Je crois que la fois où Sasha Andrès, chanteuse d’Heliogabale, s’est saisi d’une canette de bière à moitié vide et, dans un geste brutal et un peu théâtral, l’a jetée droit devant elle et que cette cannette et son contenu me sont arrivés directement dessus, je crois que cette fois là constitue l’un de mes meilleurs souvenirs de concerts. Non pas que j’aime bien me prendre des objets divers et variés dans la gueule lorsque je vais quelque part pour écouter de la musique mais cette tentative désespérée de faire réagir un public lyonnais bien trop clairsemé et peu attentif à la musique d’Heliogabale – le groupe venait de publier son deuxième disque, le mini album To Pee – ne m’a pas fait broncher d’un iota, tout hypnotisé que j’étais par le quatuor et sa musique.
C’était la première fois que je voyais les parisiens en concert et ils avaient tout fait pour justifier leur réputation énervante de parfait groupe prétentieux, à commencer par la robe de soirée noire très classe de Sasha Andrès et le logo des Cahiers Du Cinéma étalé en très grand sur la grosse caisse de la batterie. Le groupe jouait à fond ses hymnes noise rock et décadents, Billy The Silly, Naked Blue ou Bone Structure Matters. Il y avait peu de groupes aussi violents et aussi commotionnant qu’Heliogabale. Il n’y en a toujours pas beaucoup.

## SECTION DES DONNÉES
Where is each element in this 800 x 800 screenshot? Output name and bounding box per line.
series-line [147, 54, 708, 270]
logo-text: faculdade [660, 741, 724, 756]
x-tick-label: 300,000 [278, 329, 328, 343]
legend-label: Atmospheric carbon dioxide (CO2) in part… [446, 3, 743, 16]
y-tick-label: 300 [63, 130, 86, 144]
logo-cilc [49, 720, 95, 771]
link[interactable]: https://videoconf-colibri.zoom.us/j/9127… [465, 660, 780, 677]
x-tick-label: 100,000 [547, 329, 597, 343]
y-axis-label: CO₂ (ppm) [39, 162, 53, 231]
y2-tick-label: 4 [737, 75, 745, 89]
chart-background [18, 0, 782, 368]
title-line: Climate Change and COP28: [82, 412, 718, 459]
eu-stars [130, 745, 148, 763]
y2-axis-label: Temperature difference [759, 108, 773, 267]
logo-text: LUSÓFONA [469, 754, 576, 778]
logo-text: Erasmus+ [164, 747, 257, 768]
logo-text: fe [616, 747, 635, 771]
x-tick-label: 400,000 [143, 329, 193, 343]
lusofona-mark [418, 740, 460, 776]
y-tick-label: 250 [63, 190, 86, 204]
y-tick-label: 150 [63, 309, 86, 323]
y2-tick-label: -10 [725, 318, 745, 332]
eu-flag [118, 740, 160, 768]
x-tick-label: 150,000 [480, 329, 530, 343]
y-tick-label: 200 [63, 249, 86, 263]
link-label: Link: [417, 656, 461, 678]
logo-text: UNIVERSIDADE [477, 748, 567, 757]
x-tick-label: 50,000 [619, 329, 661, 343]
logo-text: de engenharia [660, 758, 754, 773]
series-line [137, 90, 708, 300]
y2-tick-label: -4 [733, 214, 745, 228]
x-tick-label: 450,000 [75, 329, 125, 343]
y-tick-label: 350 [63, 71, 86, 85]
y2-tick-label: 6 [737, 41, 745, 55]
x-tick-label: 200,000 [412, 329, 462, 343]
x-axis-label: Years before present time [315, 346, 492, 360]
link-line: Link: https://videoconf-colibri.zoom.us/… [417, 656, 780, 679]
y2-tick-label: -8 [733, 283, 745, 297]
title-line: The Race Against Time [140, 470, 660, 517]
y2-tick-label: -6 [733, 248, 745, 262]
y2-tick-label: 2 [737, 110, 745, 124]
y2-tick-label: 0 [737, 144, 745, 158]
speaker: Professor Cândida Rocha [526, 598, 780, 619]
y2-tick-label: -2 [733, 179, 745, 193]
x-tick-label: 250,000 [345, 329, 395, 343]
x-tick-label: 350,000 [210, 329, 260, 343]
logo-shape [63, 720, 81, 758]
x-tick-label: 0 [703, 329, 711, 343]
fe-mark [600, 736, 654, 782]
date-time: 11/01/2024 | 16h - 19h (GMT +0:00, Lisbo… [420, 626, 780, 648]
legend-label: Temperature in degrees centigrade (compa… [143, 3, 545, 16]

## CONSIGNE 1
Extrayez du texte proposé le passage qui va de « C’était la première » jusqu'à « toujours pas beaucoup. » inclus.
## CONSIGNE 2
D'après le texte sur le concert d'Heliogabale, quel logo était affiché sur la grosse caisse de la batterie ?
## CONSIGNE 3
Indiquez si chacune des affirmations suivantes concorde avec le texte sur le concert d'Heliogabale, en répondant par oui ou par non et en citant les mots du texte qui tranchent.
(a) Ce concert était la première occasion de voir le groupe sur scène.
(b) Le public lyonnais était nombreux et attentif.
(c) Sasha Andrès portait une robe de soirée blanche.

## RÉPONSE RÉDIGÉE 1
C’était la première fois que je voyais les parisiens en concert et ils avaient tout fait pour justifier leur réputation énervante de parfait groupe prétentieux, à commencer par la robe de soirée noire très classe de Sasha Andrès et le logo des Cahiers Du Cinéma étalé en très grand sur la grosse caisse de la batterie. Le groupe jouait à fond ses hymnes noise rock et décadents, Billy The Silly, Naked Blue ou Bone Structure Matters. Il y avait peu de groupes aussi violents et aussi commotionnant qu’Heliogabale. Il n’y en a toujours pas beaucoup.

## RÉPONSE RÉDIGÉE 2
Le logo des Cahiers Du Cinéma.

## RÉPONSE RÉDIGÉE 3
(a) Oui : « C’était la première fois que je voyais les parisiens en concert ».
(b) Non : « un public lyonnais bien trop clairsemé et peu attentif à la musique d’Heliogabale ».
(c) Non : « la robe de soirée noire très classe de Sasha Andrès ».